━━ Records shown ━━
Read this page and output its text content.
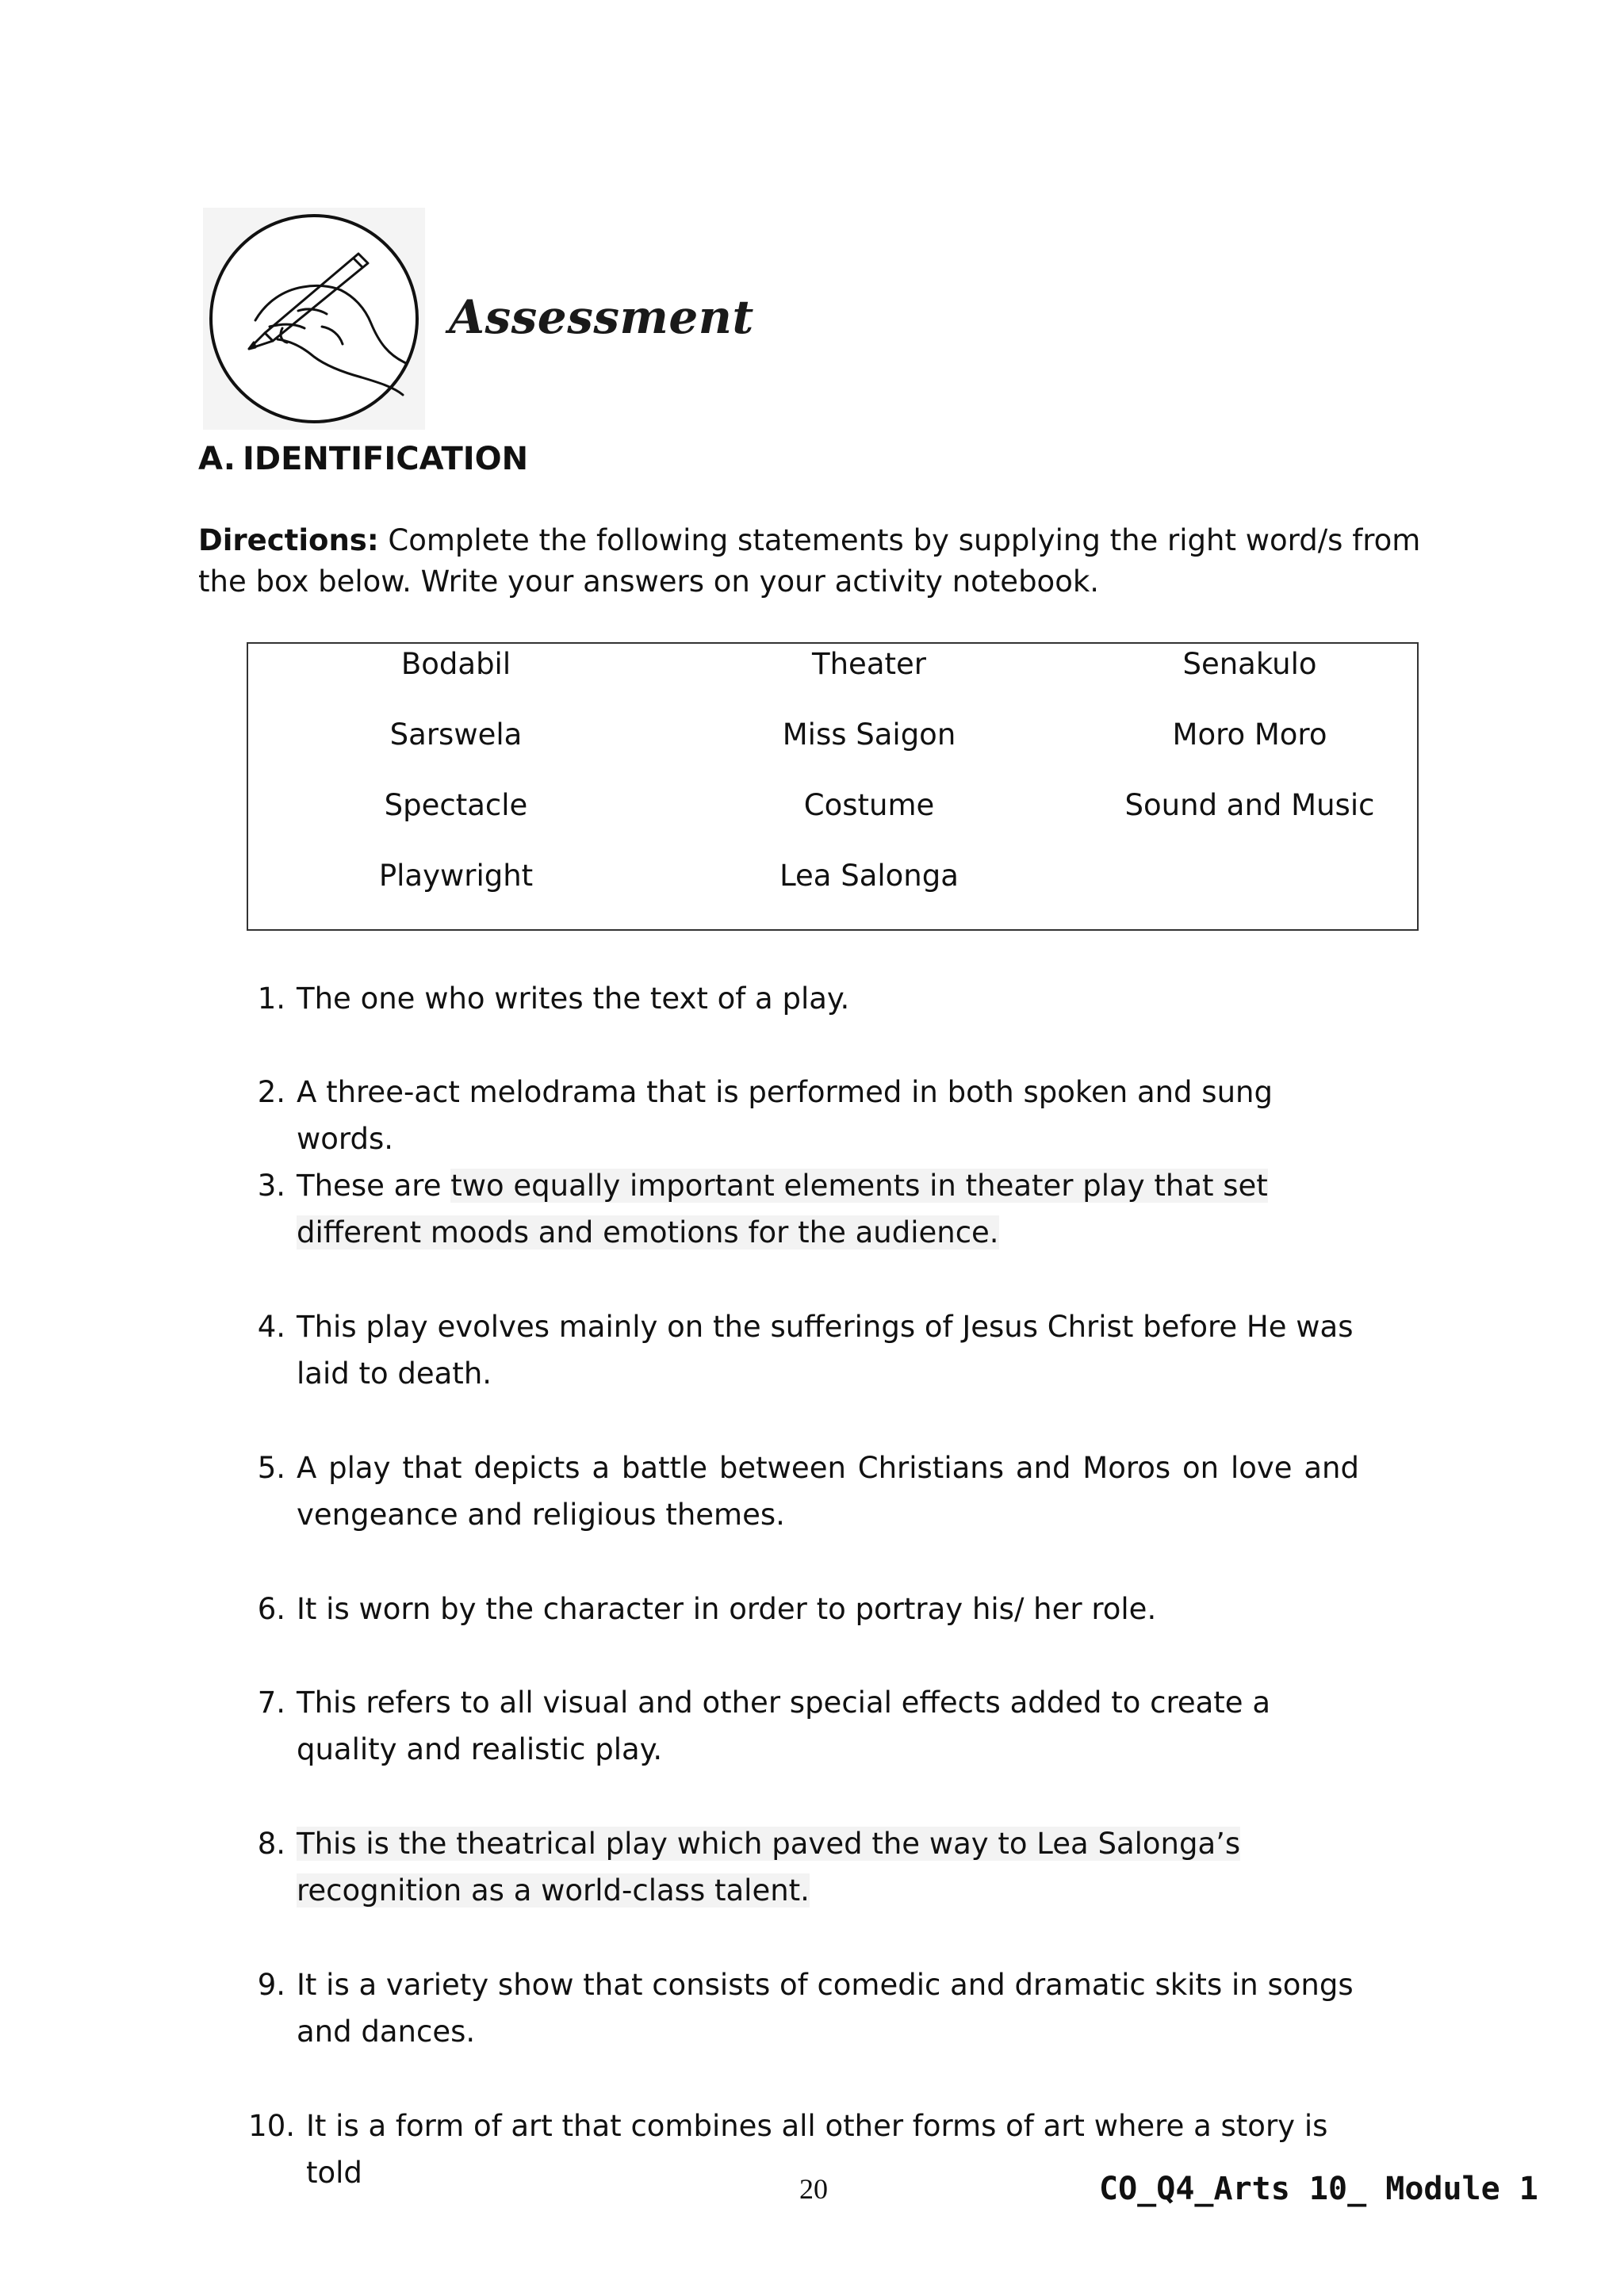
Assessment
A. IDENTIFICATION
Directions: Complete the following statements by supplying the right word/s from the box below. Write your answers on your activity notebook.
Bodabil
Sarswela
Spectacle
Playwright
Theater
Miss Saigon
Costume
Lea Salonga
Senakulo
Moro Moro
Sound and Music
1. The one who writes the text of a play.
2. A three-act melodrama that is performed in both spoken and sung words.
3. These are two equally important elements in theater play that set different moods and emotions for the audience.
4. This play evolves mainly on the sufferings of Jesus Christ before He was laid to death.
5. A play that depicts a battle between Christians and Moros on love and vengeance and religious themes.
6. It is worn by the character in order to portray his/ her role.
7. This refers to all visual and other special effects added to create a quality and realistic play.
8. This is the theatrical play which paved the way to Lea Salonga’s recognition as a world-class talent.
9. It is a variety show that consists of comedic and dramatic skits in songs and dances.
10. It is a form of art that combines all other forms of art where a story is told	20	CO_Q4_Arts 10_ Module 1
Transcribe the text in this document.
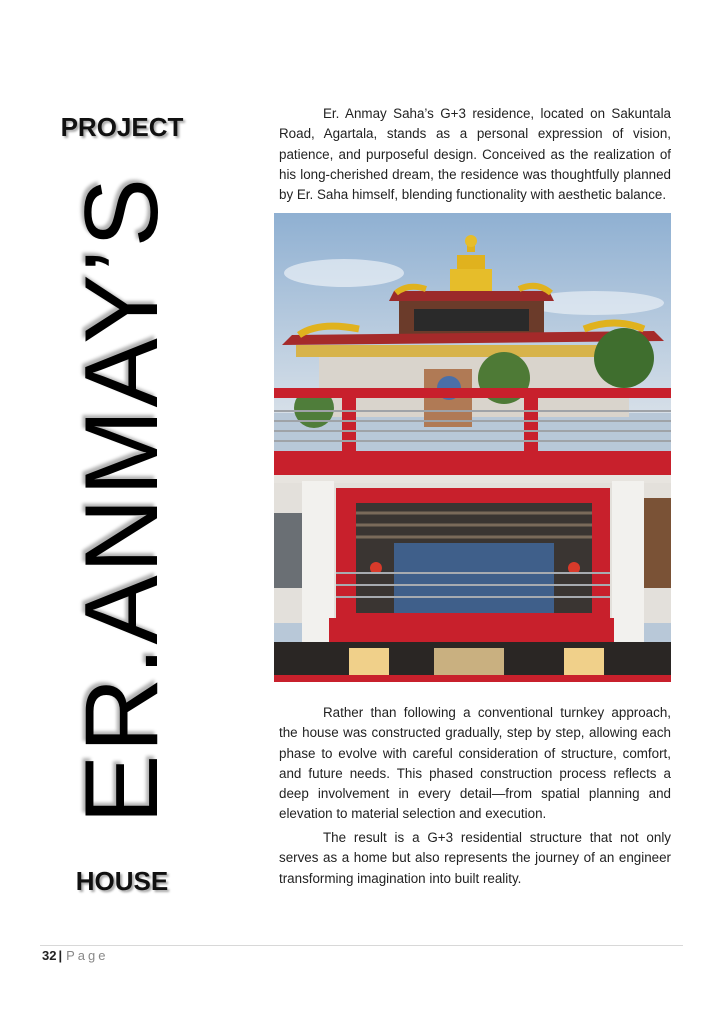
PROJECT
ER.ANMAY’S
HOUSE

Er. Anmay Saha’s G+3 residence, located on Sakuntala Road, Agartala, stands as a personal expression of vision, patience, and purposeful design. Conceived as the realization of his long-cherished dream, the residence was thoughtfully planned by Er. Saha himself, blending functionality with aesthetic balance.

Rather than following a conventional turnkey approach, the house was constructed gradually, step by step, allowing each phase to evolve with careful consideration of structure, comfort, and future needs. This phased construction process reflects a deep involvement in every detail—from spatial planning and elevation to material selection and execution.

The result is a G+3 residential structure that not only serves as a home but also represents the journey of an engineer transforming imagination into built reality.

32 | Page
━━━
Task to complete:
Your copy should match the records word for word, with the pictures removed.

Solution to the exercise:
Read this page and output its text content.
Assessment
A. IDENTIFICATION
Directions: Complete the following statements by supplying the right word/s from the box below. Write your answers on your activity notebook.
Bodabil
Sarswela
Spectacle
Playwright
Theater
Miss Saigon
Costume
Lea Salonga
Senakulo
Moro Moro
Sound and Music
1. The one who writes the text of a play.
2. A three-act melodrama that is performed in both spoken and sung words.
3. These are two equally important elements in theater play that set different moods and emotions for the audience.
4. This play evolves mainly on the sufferings of Jesus Christ before He was laid to death.
5. A play that depicts a battle between Christians and Moros on love and vengeance and religious themes.
6. It is worn by the character in order to portray his/ her role.
7. This refers to all visual and other special effects added to create a quality and realistic play.
8. This is the theatrical play which paved the way to Lea Salonga’s recognition as a world-class talent.
9. It is a variety show that consists of comedic and dramatic skits in songs and dances.
10. It is a form of art that combines all other forms of art where a story is told	20	CO_Q4_Arts 10_ Module 1
Transcribe the text in this document.
PROJECT
ER.ANMAY’S
HOUSE

Er. Anmay Saha’s G+3 residence, located on Sakuntala Road, Agartala, stands as a personal expression of vision, patience, and purposeful design. Conceived as the realization of his long-cherished dream, the residence was thoughtfully planned by Er. Saha himself, blending functionality with aesthetic balance.

Rather than following a conventional turnkey approach, the house was constructed gradually, step by step, allowing each phase to evolve with careful consideration of structure, comfort, and future needs. This phased construction process reflects a deep involvement in every detail—from spatial planning and elevation to material selection and execution.

The result is a G+3 residential structure that not only serves as a home but also represents the journey of an engineer transforming imagination into built reality.

32 | Page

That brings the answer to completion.